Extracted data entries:
::::::::::

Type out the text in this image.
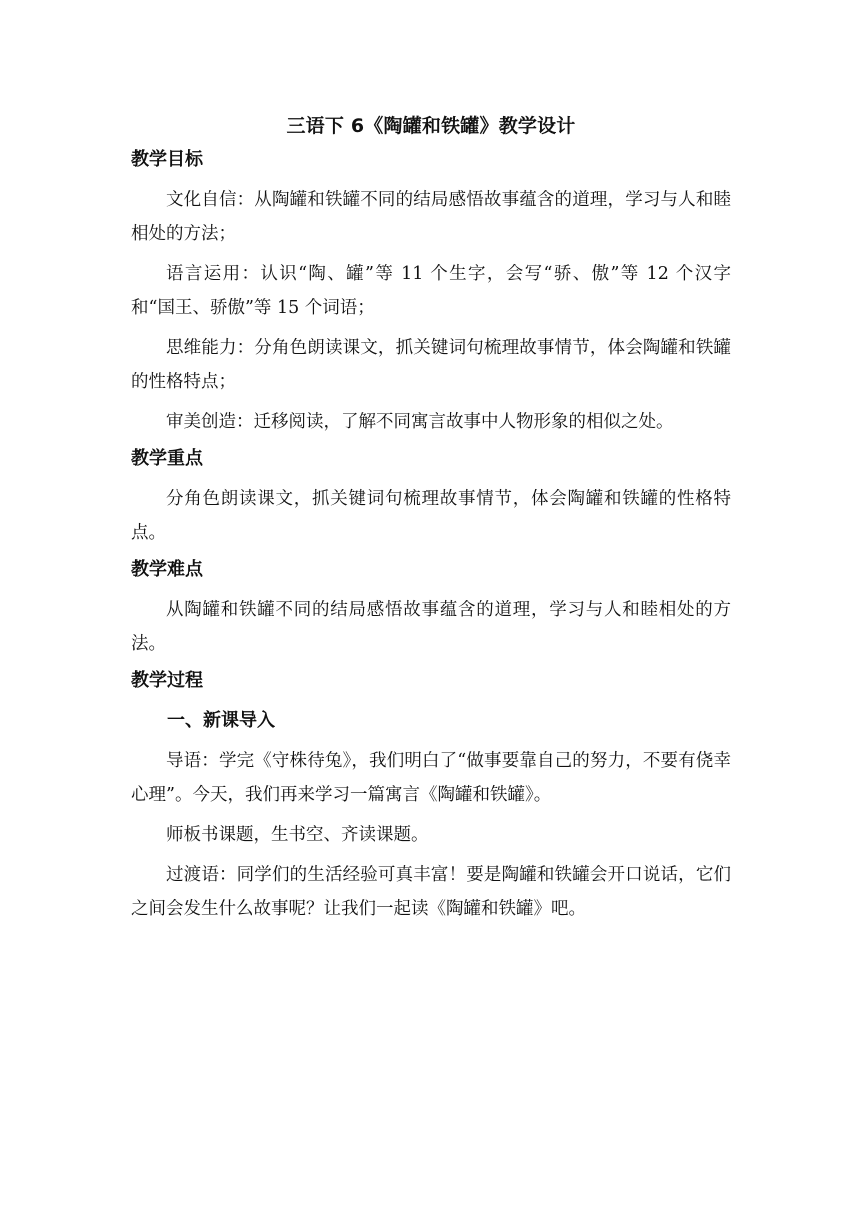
三语下 6《陶罐和铁罐》教学设计
教学目标

文化自信：从陶罐和铁罐不同的结局感悟故事蕴含的道理，学习与人和睦相处的方法；

语言运用：认识“陶、罐”等 11 个生字，会写“骄、傲”等 12 个汉字和“国王、骄傲”等 15 个词语；

思维能力：分角色朗读课文，抓关键词句梳理故事情节，体会陶罐和铁罐的性格特点；

审美创造：迁移阅读，了解不同寓言故事中人物形象的相似之处。

教学重点

分角色朗读课文，抓关键词句梳理故事情节，体会陶罐和铁罐的性格特点。

教学难点

从陶罐和铁罐不同的结局感悟故事蕴含的道理，学习与人和睦相处的方法。

教学过程
一、新课导入

导语：学完《守株待兔》，我们明白了“做事要靠自己的努力，不要有侥幸心理”。今天，我们再来学习一篇寓言《陶罐和铁罐》。

师板书课题，生书空、齐读课题。

过渡语：同学们的生活经验可真丰富！要是陶罐和铁罐会开口说话，它们之间会发生什么故事呢？让我们一起读《陶罐和铁罐》吧。
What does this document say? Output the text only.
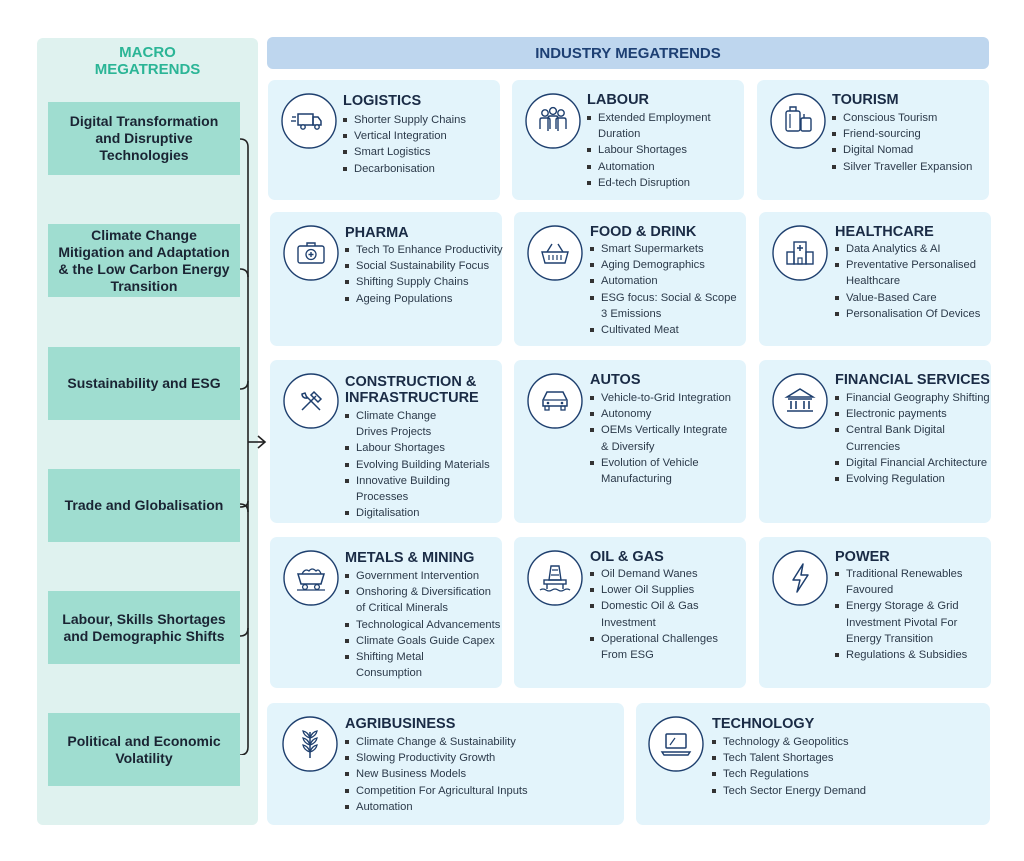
MACRO
MEGATRENDS
Digital Transformation
and Disruptive
Technologies
Climate Change
Mitigation and Adaptation
& the Low Carbon Energy
Transition
Sustainability and ESG
Trade and Globalisation
Labour, Skills Shortages
and Demographic Shifts
Political and Economic
Volatility
INDUSTRY MEGATRENDS
LOGISTICS
Shorter Supply Chains
Vertical Integration
Smart Logistics
Decarbonisation
LABOUR
Extended Employment
Duration
Labour Shortages
Automation
Ed-tech Disruption
TOURISM
Conscious Tourism
Friend-sourcing
Digital Nomad
Silver Traveller Expansion
PHARMA
Tech To Enhance Productivity
Social Sustainability Focus
Shifting Supply Chains
Ageing Populations
FOOD & DRINK
Smart Supermarkets
Aging Demographics
Automation
ESG focus: Social & Scope
3 Emissions
Cultivated Meat
HEALTHCARE
Data Analytics & AI
Preventative Personalised
Healthcare
Value-Based Care
Personalisation Of Devices
CONSTRUCTION &
INFRASTRUCTURE
Climate Change
Drives Projects
Labour Shortages
Evolving Building Materials
Innovative Building
Processes
Digitalisation
AUTOS
Vehicle-to-Grid Integration
Autonomy
OEMs Vertically Integrate
& Diversify
Evolution of Vehicle
Manufacturing
FINANCIAL SERVICES
Financial Geography Shifting
Electronic payments
Central Bank Digital
Currencies
Digital Financial Architecture
Evolving Regulation
METALS & MINING
Government Intervention
Onshoring & Diversification
of Critical Minerals
Technological Advancements
Climate Goals Guide Capex
Shifting Metal
Consumption
OIL & GAS
Oil Demand Wanes
Lower Oil Supplies
Domestic Oil & Gas
Investment
Operational Challenges
From ESG
POWER
Traditional Renewables
Favoured
Energy Storage & Grid
Investment Pivotal For
Energy Transition
Regulations & Subsidies
AGRIBUSINESS
Climate Change & Sustainability
Slowing Productivity Growth
New Business Models
Competition For Agricultural Inputs
Automation
TECHNOLOGY
Technology & Geopolitics
Tech Talent Shortages
Tech Regulations
Tech Sector Energy Demand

::::::::::

PROBLEM TO SOLVE:
Above are the records; copy every line in them that holds the word "抓关键词句梳理故事情节".

RESULT OF THIS TASK:
思维能力：分角色朗读课文，抓关键词句梳理故事情节，体会陶罐和铁罐的性格特点；
分角色朗读课文，抓关键词句梳理故事情节，体会陶罐和铁罐的性格特点。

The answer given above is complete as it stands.